Instructions for the task: Filter this data down to the lines that hold "religión", and copy them.

***** Data lines *****

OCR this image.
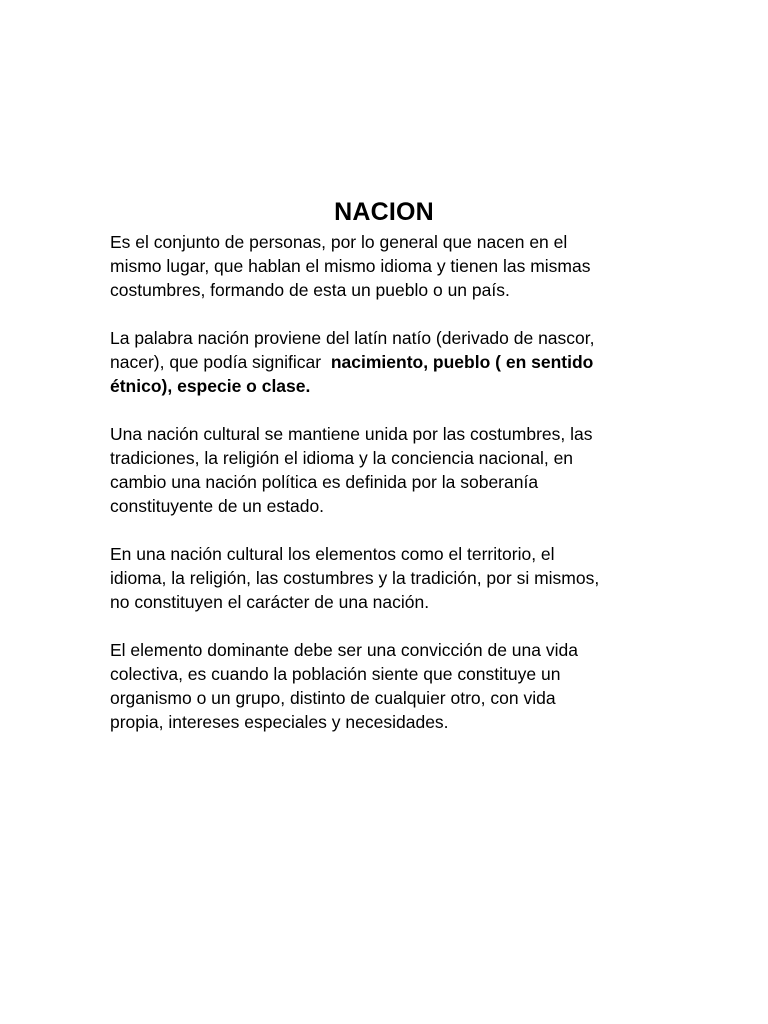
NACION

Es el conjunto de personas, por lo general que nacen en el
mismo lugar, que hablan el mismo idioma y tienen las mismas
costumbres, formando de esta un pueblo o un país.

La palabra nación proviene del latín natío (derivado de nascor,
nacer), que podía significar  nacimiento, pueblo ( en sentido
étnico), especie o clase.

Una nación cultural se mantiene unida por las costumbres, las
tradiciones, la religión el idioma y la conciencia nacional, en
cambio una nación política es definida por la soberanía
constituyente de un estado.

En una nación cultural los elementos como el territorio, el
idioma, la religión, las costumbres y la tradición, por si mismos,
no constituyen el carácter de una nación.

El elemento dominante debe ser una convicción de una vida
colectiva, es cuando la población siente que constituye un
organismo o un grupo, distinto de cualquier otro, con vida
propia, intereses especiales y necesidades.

*****
***** Data lines *****

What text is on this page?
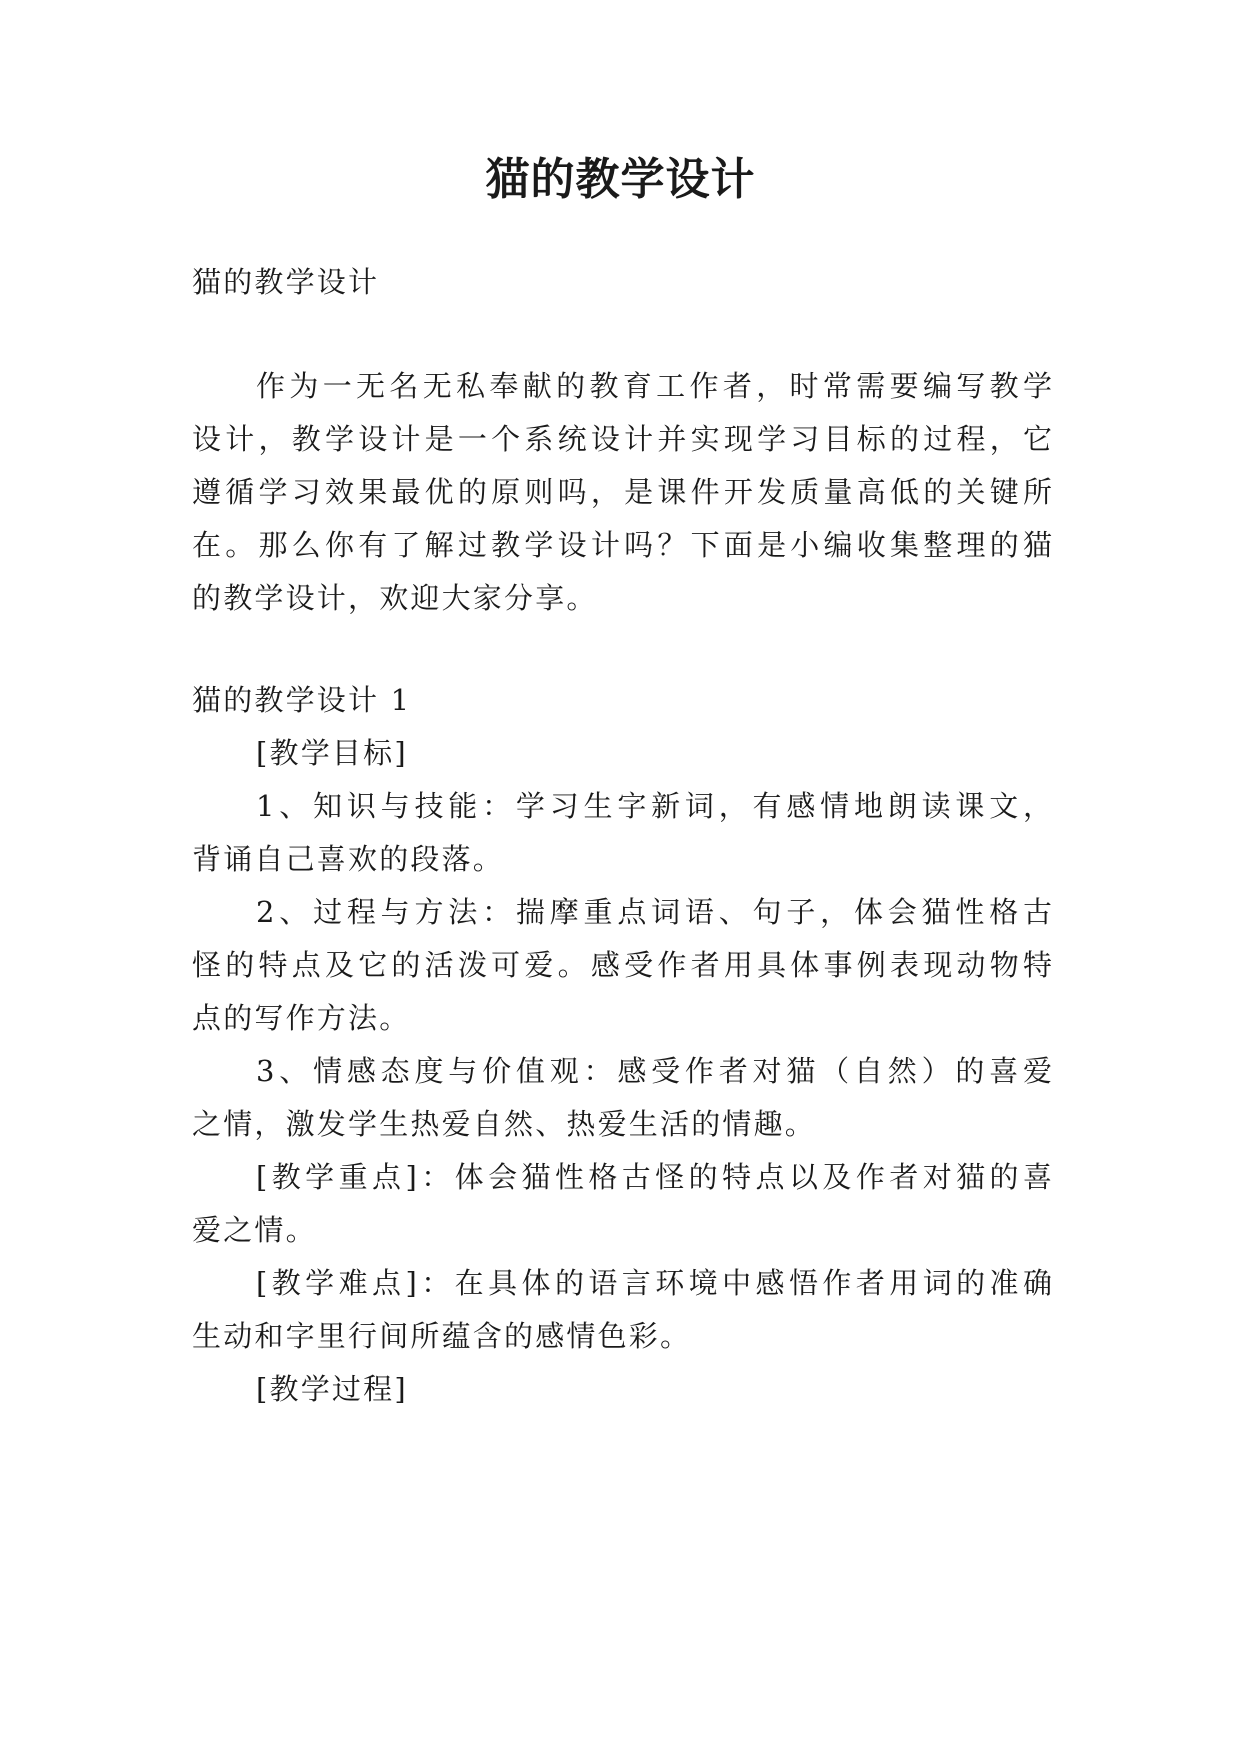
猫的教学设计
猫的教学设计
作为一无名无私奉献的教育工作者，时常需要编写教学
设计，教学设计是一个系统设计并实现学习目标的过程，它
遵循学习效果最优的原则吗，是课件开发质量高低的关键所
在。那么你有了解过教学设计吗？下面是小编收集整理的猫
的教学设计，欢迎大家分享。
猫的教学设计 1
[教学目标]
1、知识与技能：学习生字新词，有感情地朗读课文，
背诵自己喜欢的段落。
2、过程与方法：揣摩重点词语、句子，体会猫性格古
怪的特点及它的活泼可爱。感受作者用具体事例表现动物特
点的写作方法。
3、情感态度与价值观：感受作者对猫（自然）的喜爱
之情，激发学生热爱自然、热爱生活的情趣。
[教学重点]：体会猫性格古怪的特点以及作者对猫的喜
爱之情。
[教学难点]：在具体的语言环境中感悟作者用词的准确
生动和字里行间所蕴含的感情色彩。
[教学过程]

*****

Task output:
tradiciones, la religión el idioma y la conciencia nacional, en
idioma, la religión, las costumbres y la tradición, por si mismos,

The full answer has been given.